Aim of the task:
Please print every record below exactly as it appears.

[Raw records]
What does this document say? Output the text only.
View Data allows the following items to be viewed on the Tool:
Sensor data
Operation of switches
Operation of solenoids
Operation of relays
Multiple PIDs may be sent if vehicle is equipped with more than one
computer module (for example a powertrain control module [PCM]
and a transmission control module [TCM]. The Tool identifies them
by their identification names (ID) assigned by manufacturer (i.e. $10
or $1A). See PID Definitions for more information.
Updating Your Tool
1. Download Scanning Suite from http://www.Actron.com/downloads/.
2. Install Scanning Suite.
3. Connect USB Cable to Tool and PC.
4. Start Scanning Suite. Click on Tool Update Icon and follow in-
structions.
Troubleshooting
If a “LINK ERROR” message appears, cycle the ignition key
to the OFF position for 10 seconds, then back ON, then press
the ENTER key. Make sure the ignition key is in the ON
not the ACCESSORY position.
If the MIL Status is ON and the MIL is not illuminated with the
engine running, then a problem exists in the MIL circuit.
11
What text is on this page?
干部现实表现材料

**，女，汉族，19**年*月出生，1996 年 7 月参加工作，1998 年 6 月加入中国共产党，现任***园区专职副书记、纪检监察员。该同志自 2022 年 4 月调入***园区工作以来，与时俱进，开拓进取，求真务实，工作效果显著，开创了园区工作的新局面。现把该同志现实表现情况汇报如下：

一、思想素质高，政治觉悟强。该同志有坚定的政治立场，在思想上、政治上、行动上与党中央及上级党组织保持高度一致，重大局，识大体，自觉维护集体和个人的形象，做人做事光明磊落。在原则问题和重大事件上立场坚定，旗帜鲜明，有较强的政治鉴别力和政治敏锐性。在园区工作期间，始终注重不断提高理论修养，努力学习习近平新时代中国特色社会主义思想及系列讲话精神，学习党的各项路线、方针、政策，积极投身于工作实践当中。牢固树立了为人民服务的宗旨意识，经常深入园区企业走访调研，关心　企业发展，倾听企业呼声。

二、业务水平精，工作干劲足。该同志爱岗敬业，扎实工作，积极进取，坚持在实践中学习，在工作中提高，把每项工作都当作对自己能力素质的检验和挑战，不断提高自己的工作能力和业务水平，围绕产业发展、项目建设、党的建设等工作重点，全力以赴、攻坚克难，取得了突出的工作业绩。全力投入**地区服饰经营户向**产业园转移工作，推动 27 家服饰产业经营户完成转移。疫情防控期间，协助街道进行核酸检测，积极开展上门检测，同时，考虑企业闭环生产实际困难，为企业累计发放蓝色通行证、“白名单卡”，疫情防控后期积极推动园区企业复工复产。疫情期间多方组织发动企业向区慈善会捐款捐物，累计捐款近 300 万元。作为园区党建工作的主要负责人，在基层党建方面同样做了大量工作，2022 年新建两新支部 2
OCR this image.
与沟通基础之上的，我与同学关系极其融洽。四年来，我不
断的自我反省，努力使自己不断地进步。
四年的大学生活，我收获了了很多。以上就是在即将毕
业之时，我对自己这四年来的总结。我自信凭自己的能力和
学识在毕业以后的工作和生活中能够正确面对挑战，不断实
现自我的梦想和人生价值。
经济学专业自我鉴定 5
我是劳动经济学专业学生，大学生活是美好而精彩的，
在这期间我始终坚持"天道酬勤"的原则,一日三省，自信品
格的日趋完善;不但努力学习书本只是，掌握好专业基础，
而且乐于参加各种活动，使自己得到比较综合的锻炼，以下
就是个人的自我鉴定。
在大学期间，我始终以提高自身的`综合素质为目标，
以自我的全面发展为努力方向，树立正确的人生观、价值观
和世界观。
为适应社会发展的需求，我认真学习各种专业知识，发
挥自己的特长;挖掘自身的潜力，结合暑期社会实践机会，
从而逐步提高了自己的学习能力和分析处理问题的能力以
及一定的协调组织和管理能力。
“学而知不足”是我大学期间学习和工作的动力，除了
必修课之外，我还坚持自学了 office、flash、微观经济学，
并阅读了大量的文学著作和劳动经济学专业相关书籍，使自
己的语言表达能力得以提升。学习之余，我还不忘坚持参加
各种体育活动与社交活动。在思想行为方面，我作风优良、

Problem solution:
What does this document say? Output the text only.
View Data allows the following items to be viewed on the Tool:
Sensor data
Operation of switches
Operation of solenoids
Operation of relays
Multiple PIDs may be sent if vehicle is equipped with more than one
computer module (for example a powertrain control module [PCM]
and a transmission control module [TCM]. The Tool identifies them
by their identification names (ID) assigned by manufacturer (i.e. $10
or $1A). See PID Definitions for more information.
Updating Your Tool
1. Download Scanning Suite from http://www.Actron.com/downloads/.
2. Install Scanning Suite.
3. Connect USB Cable to Tool and PC.
4. Start Scanning Suite. Click on Tool Update Icon and follow in-
structions.
Troubleshooting
If a “LINK ERROR” message appears, cycle the ignition key
to the OFF position for 10 seconds, then back ON, then press
the ENTER key. Make sure the ignition key is in the ON
not the ACCESSORY position.
If the MIL Status is ON and the MIL is not illuminated with the
engine running, then a problem exists in the MIL circuit.
11
What text is on this page?
干部现实表现材料

**，女，汉族，19**年*月出生，1996 年 7 月参加工作，1998 年 6 月加入中国共产党，现任***园区专职副书记、纪检监察员。该同志自 2022 年 4 月调入***园区工作以来，与时俱进，开拓进取，求真务实，工作效果显著，开创了园区工作的新局面。现把该同志现实表现情况汇报如下：

一、思想素质高，政治觉悟强。该同志有坚定的政治立场，在思想上、政治上、行动上与党中央及上级党组织保持高度一致，重大局，识大体，自觉维护集体和个人的形象，做人做事光明磊落。在原则问题和重大事件上立场坚定，旗帜鲜明，有较强的政治鉴别力和政治敏锐性。在园区工作期间，始终注重不断提高理论修养，努力学习习近平新时代中国特色社会主义思想及系列讲话精神，学习党的各项路线、方针、政策，积极投身于工作实践当中。牢固树立了为人民服务的宗旨意识，经常深入园区企业走访调研，关心　企业发展，倾听企业呼声。

二、业务水平精，工作干劲足。该同志爱岗敬业，扎实工作，积极进取，坚持在实践中学习，在工作中提高，把每项工作都当作对自己能力素质的检验和挑战，不断提高自己的工作能力和业务水平，围绕产业发展、项目建设、党的建设等工作重点，全力以赴、攻坚克难，取得了突出的工作业绩。全力投入**地区服饰经营户向**产业园转移工作，推动 27 家服饰产业经营户完成转移。疫情防控期间，协助街道进行核酸检测，积极开展上门检测，同时，考虑企业闭环生产实际困难，为企业累计发放蓝色通行证、“白名单卡”，疫情防控后期积极推动园区企业复工复产。疫情期间多方组织发动企业向区慈善会捐款捐物，累计捐款近 300 万元。作为园区党建工作的主要负责人，在基层党建方面同样做了大量工作，2022 年新建两新支部 2
OCR this image.
与沟通基础之上的，我与同学关系极其融洽。四年来，我不
断的自我反省，努力使自己不断地进步。
四年的大学生活，我收获了了很多。以上就是在即将毕
业之时，我对自己这四年来的总结。我自信凭自己的能力和
学识在毕业以后的工作和生活中能够正确面对挑战，不断实
现自我的梦想和人生价值。
经济学专业自我鉴定 5
我是劳动经济学专业学生，大学生活是美好而精彩的，
在这期间我始终坚持"天道酬勤"的原则,一日三省，自信品
格的日趋完善;不但努力学习书本只是，掌握好专业基础，
而且乐于参加各种活动，使自己得到比较综合的锻炼，以下
就是个人的自我鉴定。
在大学期间，我始终以提高自身的`综合素质为目标，
以自我的全面发展为努力方向，树立正确的人生观、价值观
和世界观。
为适应社会发展的需求，我认真学习各种专业知识，发
挥自己的特长;挖掘自身的潜力，结合暑期社会实践机会，
从而逐步提高了自己的学习能力和分析处理问题的能力以
及一定的协调组织和管理能力。
“学而知不足”是我大学期间学习和工作的动力，除了
必修课之外，我还坚持自学了 office、flash、微观经济学，
并阅读了大量的文学著作和劳动经济学专业相关书籍，使自
己的语言表达能力得以提升。学习之余，我还不忘坚持参加
各种体育活动与社交活动。在思想行为方面，我作风优良、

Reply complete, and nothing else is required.